- Request -
Are you able to quote each entry exactly as written?

- Working data -
******************************
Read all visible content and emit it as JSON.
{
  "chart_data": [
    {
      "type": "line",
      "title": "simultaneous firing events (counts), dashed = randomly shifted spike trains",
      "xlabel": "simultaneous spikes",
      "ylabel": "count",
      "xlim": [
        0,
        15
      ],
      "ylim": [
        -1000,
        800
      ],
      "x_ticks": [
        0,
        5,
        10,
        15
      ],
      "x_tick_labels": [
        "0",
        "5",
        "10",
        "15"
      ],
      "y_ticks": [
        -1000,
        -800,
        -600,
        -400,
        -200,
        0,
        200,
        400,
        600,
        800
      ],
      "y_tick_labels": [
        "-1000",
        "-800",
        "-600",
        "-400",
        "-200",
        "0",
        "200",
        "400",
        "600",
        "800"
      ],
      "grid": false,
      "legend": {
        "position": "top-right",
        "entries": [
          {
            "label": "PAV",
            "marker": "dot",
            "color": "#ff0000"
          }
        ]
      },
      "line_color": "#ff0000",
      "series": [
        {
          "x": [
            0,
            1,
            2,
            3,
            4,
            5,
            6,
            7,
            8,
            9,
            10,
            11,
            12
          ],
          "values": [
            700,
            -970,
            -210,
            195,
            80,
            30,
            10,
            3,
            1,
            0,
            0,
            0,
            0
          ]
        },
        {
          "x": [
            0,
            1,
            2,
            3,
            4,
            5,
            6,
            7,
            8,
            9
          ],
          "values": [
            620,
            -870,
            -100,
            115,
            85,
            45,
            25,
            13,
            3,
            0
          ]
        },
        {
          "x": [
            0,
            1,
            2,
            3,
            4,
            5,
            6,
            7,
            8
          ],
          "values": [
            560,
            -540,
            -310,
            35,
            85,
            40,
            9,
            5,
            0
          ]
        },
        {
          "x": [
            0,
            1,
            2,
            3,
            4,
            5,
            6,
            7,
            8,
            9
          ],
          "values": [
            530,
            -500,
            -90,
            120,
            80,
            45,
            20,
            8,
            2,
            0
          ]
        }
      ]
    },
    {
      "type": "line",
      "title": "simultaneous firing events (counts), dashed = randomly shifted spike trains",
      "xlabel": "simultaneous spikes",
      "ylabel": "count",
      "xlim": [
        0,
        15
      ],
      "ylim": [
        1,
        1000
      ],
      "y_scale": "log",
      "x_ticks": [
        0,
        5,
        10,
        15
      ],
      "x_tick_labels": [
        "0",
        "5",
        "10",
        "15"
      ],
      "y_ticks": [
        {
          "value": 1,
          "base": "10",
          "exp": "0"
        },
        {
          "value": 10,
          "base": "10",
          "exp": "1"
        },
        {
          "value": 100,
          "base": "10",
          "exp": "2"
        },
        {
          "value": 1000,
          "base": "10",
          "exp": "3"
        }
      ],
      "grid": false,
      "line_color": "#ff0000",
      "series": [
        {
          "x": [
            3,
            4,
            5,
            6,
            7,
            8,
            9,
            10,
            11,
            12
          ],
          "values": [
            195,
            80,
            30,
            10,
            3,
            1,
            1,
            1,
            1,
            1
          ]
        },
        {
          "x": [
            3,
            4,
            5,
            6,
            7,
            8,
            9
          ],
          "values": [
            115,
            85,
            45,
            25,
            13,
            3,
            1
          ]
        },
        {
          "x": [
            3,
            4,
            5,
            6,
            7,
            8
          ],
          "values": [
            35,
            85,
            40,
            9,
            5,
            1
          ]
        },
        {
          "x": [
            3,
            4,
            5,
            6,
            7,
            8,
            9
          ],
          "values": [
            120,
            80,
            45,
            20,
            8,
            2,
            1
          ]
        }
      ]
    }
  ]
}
******************************
- Task result -
Read all visible content and emit it as JSON.
{
  "chart_data": [
    {
      "type": "line",
      "title": "simultaneous firing events (counts), dashed = randomly shifted spike trains",
      "xlabel": "simultaneous spikes",
      "ylabel": "count",
      "xlim": [
        0,
        15
      ],
      "ylim": [
        -1000,
        800
      ],
      "x_ticks": [
        0,
        5,
        10,
        15
      ],
      "x_tick_labels": [
        "0",
        "5",
        "10",
        "15"
      ],
      "y_ticks": [
        -1000,
        -800,
        -600,
        -400,
        -200,
        0,
        200,
        400,
        600,
        800
      ],
      "y_tick_labels": [
        "-1000",
        "-800",
        "-600",
        "-400",
        "-200",
        "0",
        "200",
        "400",
        "600",
        "800"
      ],
      "grid": false,
      "legend": {
        "position": "top-right",
        "entries": [
          {
            "label": "PAV",
            "marker": "dot",
            "color": "#ff0000"
          }
        ]
      },
      "line_color": "#ff0000",
      "series": [
        {
          "x": [
            0,
            1,
            2,
            3,
            4,
            5,
            6,
            7,
            8,
            9,
            10,
            11,
            12
          ],
          "values": [
            700,
            -970,
            -210,
            195,
            80,
            30,
            10,
            3,
            1,
            0,
            0,
            0,
            0
          ]
        },
        {
          "x": [
            0,
            1,
            2,
            3,
            4,
            5,
            6,
            7,
            8,
            9
          ],
          "values": [
            620,
            -870,
            -100,
            115,
            85,
            45,
            25,
            13,
            3,
            0
          ]
        },
        {
          "x": [
            0,
            1,
            2,
            3,
            4,
            5,
            6,
            7,
            8
          ],
          "values": [
            560,
            -540,
            -310,
            35,
            85,
            40,
            9,
            5,
            0
          ]
        },
        {
          "x": [
            0,
            1,
            2,
            3,
            4,
            5,
            6,
            7,
            8,
            9
          ],
          "values": [
            530,
            -500,
            -90,
            120,
            80,
            45,
            20,
            8,
            2,
            0
          ]
        }
      ]
    },
    {
      "type": "line",
      "title": "simultaneous firing events (counts), dashed = randomly shifted spike trains",
      "xlabel": "simultaneous spikes",
      "ylabel": "count",
      "xlim": [
        0,
        15
      ],
      "ylim": [
        1,
        1000
      ],
      "y_scale": "log",
      "x_ticks": [
        0,
        5,
        10,
        15
      ],
      "x_tick_labels": [
        "0",
        "5",
        "10",
        "15"
      ],
      "y_ticks": [
        {
          "value": 1,
          "base": "10",
          "exp": "0"
        },
        {
          "value": 10,
          "base": "10",
          "exp": "1"
        },
        {
          "value": 100,
          "base": "10",
          "exp": "2"
        },
        {
          "value": 1000,
          "base": "10",
          "exp": "3"
        }
      ],
      "grid": false,
      "line_color": "#ff0000",
      "series": [
        {
          "x": [
            3,
            4,
            5,
            6,
            7,
            8,
            9,
            10,
            11,
            12
          ],
          "values": [
            195,
            80,
            30,
            10,
            3,
            1,
            1,
            1,
            1,
            1
          ]
        },
        {
          "x": [
            3,
            4,
            5,
            6,
            7,
            8,
            9
          ],
          "values": [
            115,
            85,
            45,
            25,
            13,
            3,
            1
          ]
        },
        {
          "x": [
            3,
            4,
            5,
            6,
            7,
            8
          ],
          "values": [
            35,
            85,
            40,
            9,
            5,
            1
          ]
        },
        {
          "x": [
            3,
            4,
            5,
            6,
            7,
            8,
            9
          ],
          "values": [
            120,
            80,
            45,
            20,
            8,
            2,
            1
          ]
        }
      ]
    }
  ]
}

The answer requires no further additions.